SET TASK: Tally the lines with the word "Output" and report the number alone.

SUPPLIED MATERIAL:
★ ★ ★ ★ ★ ★ ★

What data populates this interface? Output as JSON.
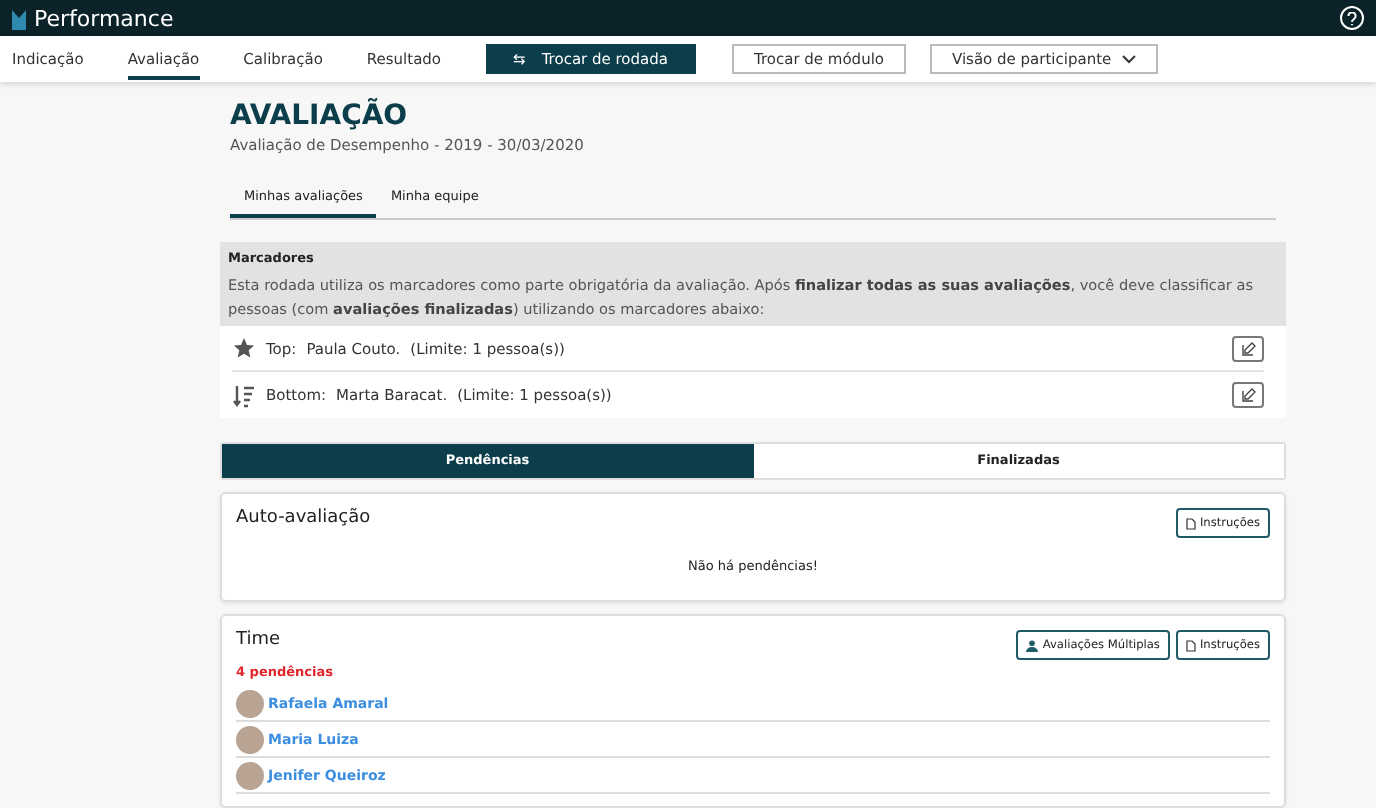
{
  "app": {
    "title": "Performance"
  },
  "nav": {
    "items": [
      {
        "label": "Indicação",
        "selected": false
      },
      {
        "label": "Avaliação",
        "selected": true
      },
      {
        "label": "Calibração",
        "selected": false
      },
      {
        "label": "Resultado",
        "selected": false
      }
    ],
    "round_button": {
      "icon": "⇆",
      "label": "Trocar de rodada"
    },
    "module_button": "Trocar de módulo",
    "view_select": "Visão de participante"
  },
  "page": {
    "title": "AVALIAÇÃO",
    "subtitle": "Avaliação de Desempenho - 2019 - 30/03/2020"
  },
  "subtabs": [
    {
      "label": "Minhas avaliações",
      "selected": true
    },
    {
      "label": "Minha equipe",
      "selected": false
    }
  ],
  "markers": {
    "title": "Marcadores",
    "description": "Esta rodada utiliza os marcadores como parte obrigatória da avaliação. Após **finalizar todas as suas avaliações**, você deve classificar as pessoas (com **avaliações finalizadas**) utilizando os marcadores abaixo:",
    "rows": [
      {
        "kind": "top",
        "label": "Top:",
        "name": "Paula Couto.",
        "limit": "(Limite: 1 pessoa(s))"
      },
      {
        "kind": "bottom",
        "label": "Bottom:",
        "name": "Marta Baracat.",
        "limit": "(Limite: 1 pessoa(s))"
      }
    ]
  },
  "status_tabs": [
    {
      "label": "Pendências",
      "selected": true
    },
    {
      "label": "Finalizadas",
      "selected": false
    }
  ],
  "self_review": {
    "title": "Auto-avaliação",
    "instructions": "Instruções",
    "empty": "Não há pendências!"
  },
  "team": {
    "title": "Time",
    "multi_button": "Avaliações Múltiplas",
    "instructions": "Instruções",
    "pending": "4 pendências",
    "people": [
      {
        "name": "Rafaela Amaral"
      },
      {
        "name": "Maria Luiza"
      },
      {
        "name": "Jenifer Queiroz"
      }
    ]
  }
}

★ ★ ★ ★ ★ ★ ★

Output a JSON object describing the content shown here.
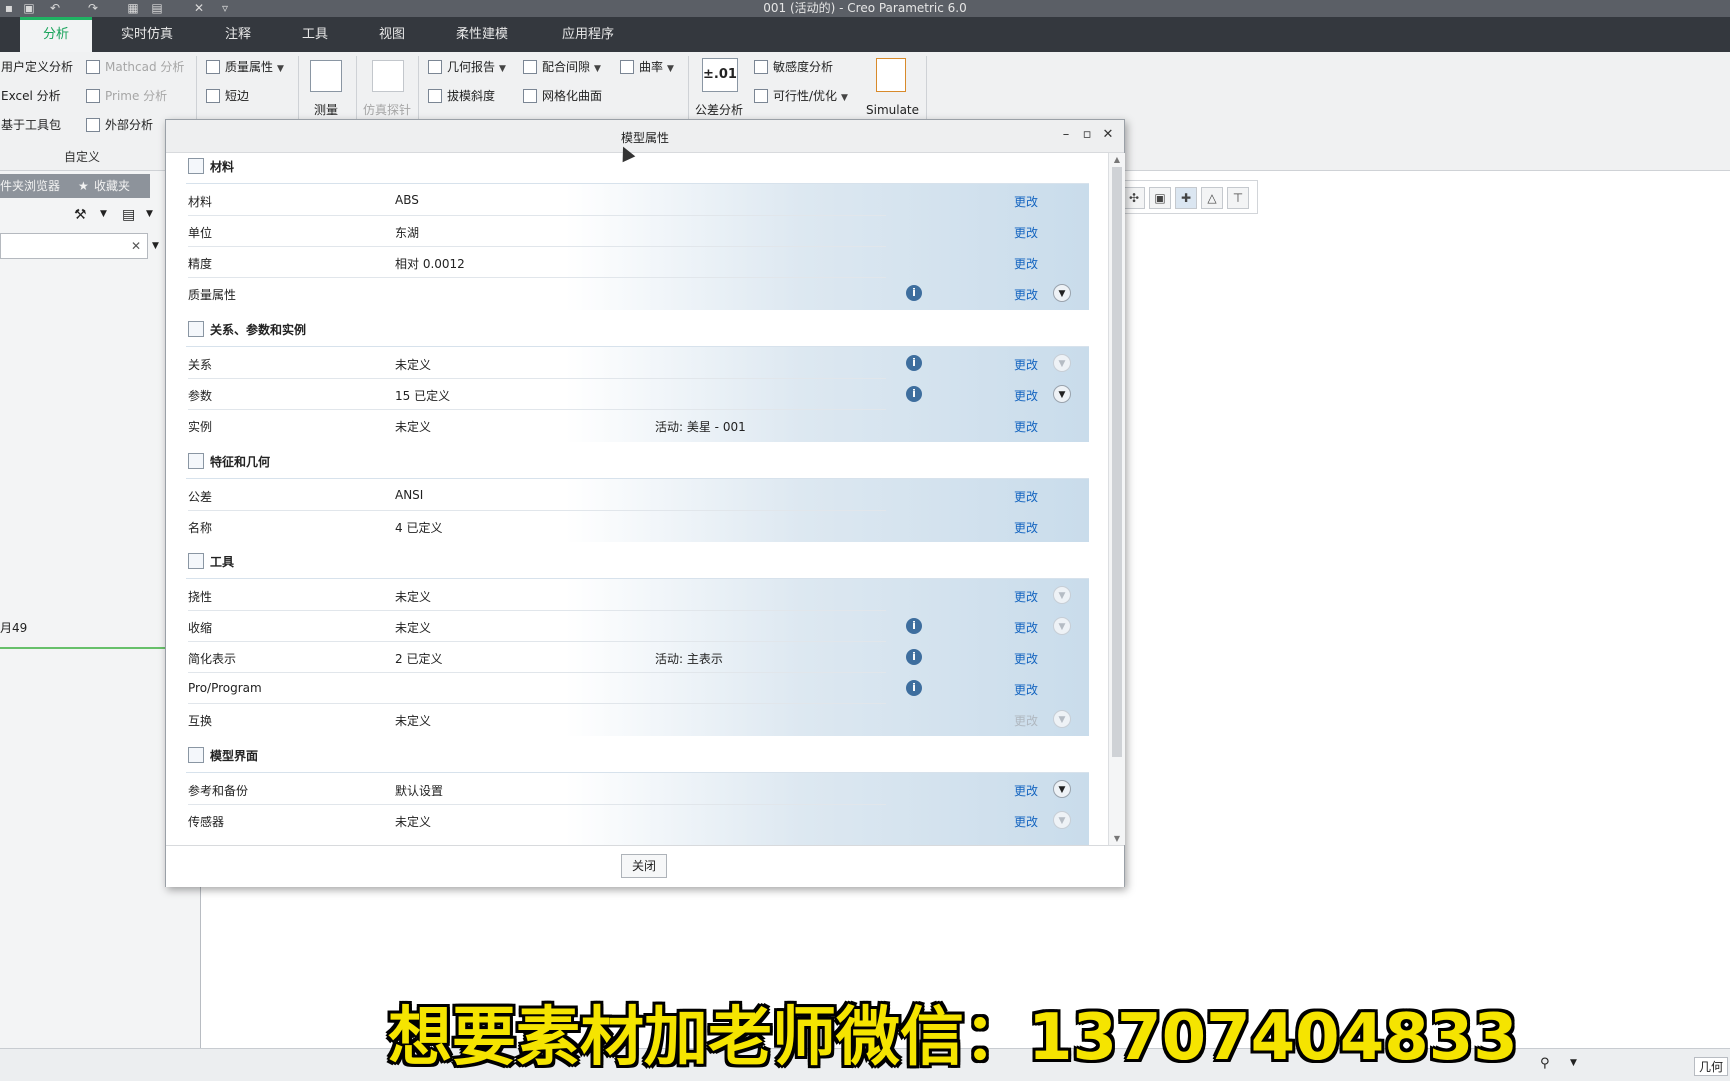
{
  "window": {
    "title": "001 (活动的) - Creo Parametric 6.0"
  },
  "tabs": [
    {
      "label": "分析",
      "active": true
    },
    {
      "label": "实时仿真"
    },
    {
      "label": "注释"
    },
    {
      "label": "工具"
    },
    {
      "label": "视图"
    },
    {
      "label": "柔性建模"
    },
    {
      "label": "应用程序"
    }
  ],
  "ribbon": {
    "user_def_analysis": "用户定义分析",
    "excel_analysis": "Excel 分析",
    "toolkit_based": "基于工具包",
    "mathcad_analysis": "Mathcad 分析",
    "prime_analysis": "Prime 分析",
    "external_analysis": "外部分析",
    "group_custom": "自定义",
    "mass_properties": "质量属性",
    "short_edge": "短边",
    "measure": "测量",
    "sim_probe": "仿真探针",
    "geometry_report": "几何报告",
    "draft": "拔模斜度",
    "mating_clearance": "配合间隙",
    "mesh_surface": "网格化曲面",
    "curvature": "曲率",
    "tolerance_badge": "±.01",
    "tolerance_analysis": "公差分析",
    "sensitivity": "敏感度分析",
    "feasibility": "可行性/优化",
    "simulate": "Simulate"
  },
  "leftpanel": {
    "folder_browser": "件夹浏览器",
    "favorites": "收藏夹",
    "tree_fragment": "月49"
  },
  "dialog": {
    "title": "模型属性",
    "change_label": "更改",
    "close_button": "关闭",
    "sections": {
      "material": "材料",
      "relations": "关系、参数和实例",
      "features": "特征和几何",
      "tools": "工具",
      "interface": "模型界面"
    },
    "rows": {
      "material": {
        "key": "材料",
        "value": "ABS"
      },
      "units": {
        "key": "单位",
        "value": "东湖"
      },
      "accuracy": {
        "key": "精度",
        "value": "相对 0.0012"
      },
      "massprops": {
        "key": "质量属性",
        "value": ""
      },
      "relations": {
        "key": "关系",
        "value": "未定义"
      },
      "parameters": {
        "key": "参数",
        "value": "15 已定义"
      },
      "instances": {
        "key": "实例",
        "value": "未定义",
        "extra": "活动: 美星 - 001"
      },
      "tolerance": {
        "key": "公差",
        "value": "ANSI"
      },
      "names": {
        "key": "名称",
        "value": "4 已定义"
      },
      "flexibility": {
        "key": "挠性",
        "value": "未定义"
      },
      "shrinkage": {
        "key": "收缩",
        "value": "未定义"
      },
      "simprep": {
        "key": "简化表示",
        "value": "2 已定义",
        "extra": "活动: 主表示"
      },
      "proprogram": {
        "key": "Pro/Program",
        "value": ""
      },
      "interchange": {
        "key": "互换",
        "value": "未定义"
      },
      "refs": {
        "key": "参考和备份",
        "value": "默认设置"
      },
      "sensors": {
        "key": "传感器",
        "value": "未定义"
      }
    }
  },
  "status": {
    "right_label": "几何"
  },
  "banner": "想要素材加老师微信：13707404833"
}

★ ★ ★ ★ ★ ★ ★

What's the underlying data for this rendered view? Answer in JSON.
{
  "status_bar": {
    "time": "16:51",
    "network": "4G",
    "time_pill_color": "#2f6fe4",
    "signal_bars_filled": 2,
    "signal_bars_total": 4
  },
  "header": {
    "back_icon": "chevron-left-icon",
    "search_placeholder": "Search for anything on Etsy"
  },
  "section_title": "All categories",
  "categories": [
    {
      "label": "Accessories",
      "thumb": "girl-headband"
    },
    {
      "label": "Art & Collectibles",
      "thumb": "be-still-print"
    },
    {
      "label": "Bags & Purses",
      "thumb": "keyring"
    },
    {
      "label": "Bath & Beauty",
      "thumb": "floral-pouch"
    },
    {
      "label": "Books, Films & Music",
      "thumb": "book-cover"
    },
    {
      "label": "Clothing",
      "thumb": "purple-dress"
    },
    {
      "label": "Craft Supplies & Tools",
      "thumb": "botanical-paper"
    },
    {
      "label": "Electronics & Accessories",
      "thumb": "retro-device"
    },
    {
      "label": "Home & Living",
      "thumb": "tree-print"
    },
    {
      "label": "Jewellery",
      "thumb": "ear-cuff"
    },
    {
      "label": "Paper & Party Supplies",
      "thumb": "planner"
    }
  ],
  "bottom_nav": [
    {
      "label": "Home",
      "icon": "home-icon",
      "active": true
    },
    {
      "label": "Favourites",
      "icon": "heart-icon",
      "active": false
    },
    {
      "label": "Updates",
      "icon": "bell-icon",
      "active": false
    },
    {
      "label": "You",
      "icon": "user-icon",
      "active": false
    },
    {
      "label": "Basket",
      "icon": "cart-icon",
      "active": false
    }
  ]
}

★ ★ ★ ★ ★ ★ ★

THE SOLUTION: 2